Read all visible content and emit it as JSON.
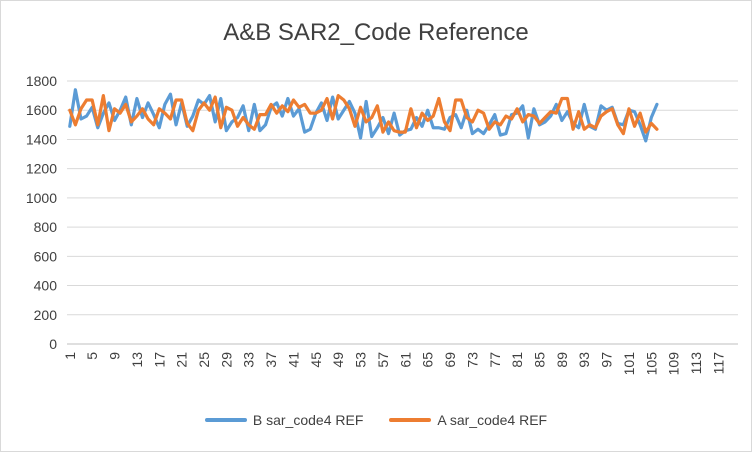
{
  "chart_data": {
    "type": "line",
    "title": "A&B SAR2_Code Reference",
    "xlabel": "",
    "ylabel": "",
    "ylim": [
      0,
      1800
    ],
    "yticks": [
      0,
      200,
      400,
      600,
      800,
      1000,
      1200,
      1400,
      1600,
      1800
    ],
    "xcount": 120,
    "xticks": [
      "1",
      "5",
      "9",
      "13",
      "17",
      "21",
      "25",
      "29",
      "33",
      "37",
      "41",
      "45",
      "49",
      "53",
      "57",
      "61",
      "65",
      "69",
      "73",
      "77",
      "81",
      "85",
      "89",
      "93",
      "97",
      "101",
      "105",
      "109",
      "113",
      "117"
    ],
    "grid": true,
    "legend_position": "bottom",
    "series": [
      {
        "name": "B sar_code4 REF",
        "color": "#5B9BD5",
        "values": [
          1490,
          1740,
          1540,
          1560,
          1620,
          1480,
          1580,
          1650,
          1530,
          1600,
          1690,
          1500,
          1680,
          1550,
          1650,
          1570,
          1480,
          1640,
          1710,
          1500,
          1650,
          1490,
          1560,
          1670,
          1640,
          1700,
          1520,
          1680,
          1460,
          1520,
          1550,
          1630,
          1460,
          1640,
          1460,
          1500,
          1620,
          1650,
          1560,
          1680,
          1560,
          1610,
          1450,
          1470,
          1580,
          1650,
          1530,
          1690,
          1540,
          1600,
          1660,
          1580,
          1410,
          1660,
          1420,
          1480,
          1550,
          1440,
          1580,
          1430,
          1460,
          1470,
          1550,
          1490,
          1600,
          1480,
          1480,
          1470,
          1550,
          1570,
          1480,
          1600,
          1440,
          1470,
          1440,
          1500,
          1570,
          1430,
          1440,
          1570,
          1580,
          1630,
          1410,
          1610,
          1500,
          1520,
          1560,
          1640,
          1530,
          1590,
          1510,
          1480,
          1640,
          1490,
          1470,
          1630,
          1600,
          1620,
          1510,
          1500,
          1600,
          1590,
          1500,
          1390,
          1550,
          1640
        ]
      },
      {
        "name": "A sar_code4 REF",
        "color": "#ED7D31",
        "values": [
          1600,
          1500,
          1610,
          1670,
          1670,
          1500,
          1700,
          1460,
          1610,
          1580,
          1640,
          1520,
          1560,
          1610,
          1540,
          1500,
          1610,
          1580,
          1540,
          1670,
          1670,
          1510,
          1460,
          1600,
          1650,
          1600,
          1690,
          1480,
          1620,
          1600,
          1490,
          1550,
          1500,
          1470,
          1570,
          1570,
          1640,
          1580,
          1630,
          1590,
          1670,
          1620,
          1640,
          1580,
          1580,
          1600,
          1680,
          1540,
          1700,
          1670,
          1610,
          1490,
          1620,
          1520,
          1550,
          1630,
          1450,
          1520,
          1460,
          1450,
          1450,
          1610,
          1480,
          1580,
          1530,
          1560,
          1680,
          1520,
          1460,
          1670,
          1670,
          1550,
          1520,
          1600,
          1580,
          1470,
          1520,
          1500,
          1560,
          1540,
          1610,
          1520,
          1570,
          1560,
          1510,
          1550,
          1590,
          1580,
          1680,
          1680,
          1470,
          1590,
          1470,
          1500,
          1480,
          1560,
          1590,
          1610,
          1500,
          1440,
          1610,
          1490,
          1580,
          1450,
          1510,
          1470
        ]
      }
    ]
  }
}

** Short problem **
Copy every record above exactly as written, but leave out the pictures.

** Exercise output **
Read all visible content and emit it as JSON.
{
  "chart_data": {
    "type": "line",
    "title": "A&B SAR2_Code Reference",
    "xlabel": "",
    "ylabel": "",
    "ylim": [
      0,
      1800
    ],
    "yticks": [
      0,
      200,
      400,
      600,
      800,
      1000,
      1200,
      1400,
      1600,
      1800
    ],
    "xcount": 120,
    "xticks": [
      "1",
      "5",
      "9",
      "13",
      "17",
      "21",
      "25",
      "29",
      "33",
      "37",
      "41",
      "45",
      "49",
      "53",
      "57",
      "61",
      "65",
      "69",
      "73",
      "77",
      "81",
      "85",
      "89",
      "93",
      "97",
      "101",
      "105",
      "109",
      "113",
      "117"
    ],
    "grid": true,
    "legend_position": "bottom",
    "series": [
      {
        "name": "B sar_code4 REF",
        "color": "#5B9BD5",
        "values": [
          1490,
          1740,
          1540,
          1560,
          1620,
          1480,
          1580,
          1650,
          1530,
          1600,
          1690,
          1500,
          1680,
          1550,
          1650,
          1570,
          1480,
          1640,
          1710,
          1500,
          1650,
          1490,
          1560,
          1670,
          1640,
          1700,
          1520,
          1680,
          1460,
          1520,
          1550,
          1630,
          1460,
          1640,
          1460,
          1500,
          1620,
          1650,
          1560,
          1680,
          1560,
          1610,
          1450,
          1470,
          1580,
          1650,
          1530,
          1690,
          1540,
          1600,
          1660,
          1580,
          1410,
          1660,
          1420,
          1480,
          1550,
          1440,
          1580,
          1430,
          1460,
          1470,
          1550,
          1490,
          1600,
          1480,
          1480,
          1470,
          1550,
          1570,
          1480,
          1600,
          1440,
          1470,
          1440,
          1500,
          1570,
          1430,
          1440,
          1570,
          1580,
          1630,
          1410,
          1610,
          1500,
          1520,
          1560,
          1640,
          1530,
          1590,
          1510,
          1480,
          1640,
          1490,
          1470,
          1630,
          1600,
          1620,
          1510,
          1500,
          1600,
          1590,
          1500,
          1390,
          1550,
          1640
        ]
      },
      {
        "name": "A sar_code4 REF",
        "color": "#ED7D31",
        "values": [
          1600,
          1500,
          1610,
          1670,
          1670,
          1500,
          1700,
          1460,
          1610,
          1580,
          1640,
          1520,
          1560,
          1610,
          1540,
          1500,
          1610,
          1580,
          1540,
          1670,
          1670,
          1510,
          1460,
          1600,
          1650,
          1600,
          1690,
          1480,
          1620,
          1600,
          1490,
          1550,
          1500,
          1470,
          1570,
          1570,
          1640,
          1580,
          1630,
          1590,
          1670,
          1620,
          1640,
          1580,
          1580,
          1600,
          1680,
          1540,
          1700,
          1670,
          1610,
          1490,
          1620,
          1520,
          1550,
          1630,
          1450,
          1520,
          1460,
          1450,
          1450,
          1610,
          1480,
          1580,
          1530,
          1560,
          1680,
          1520,
          1460,
          1670,
          1670,
          1550,
          1520,
          1600,
          1580,
          1470,
          1520,
          1500,
          1560,
          1540,
          1610,
          1520,
          1570,
          1560,
          1510,
          1550,
          1590,
          1580,
          1680,
          1680,
          1470,
          1590,
          1470,
          1500,
          1480,
          1560,
          1590,
          1610,
          1500,
          1440,
          1610,
          1490,
          1580,
          1450,
          1510,
          1470
        ]
      }
    ]
  }
}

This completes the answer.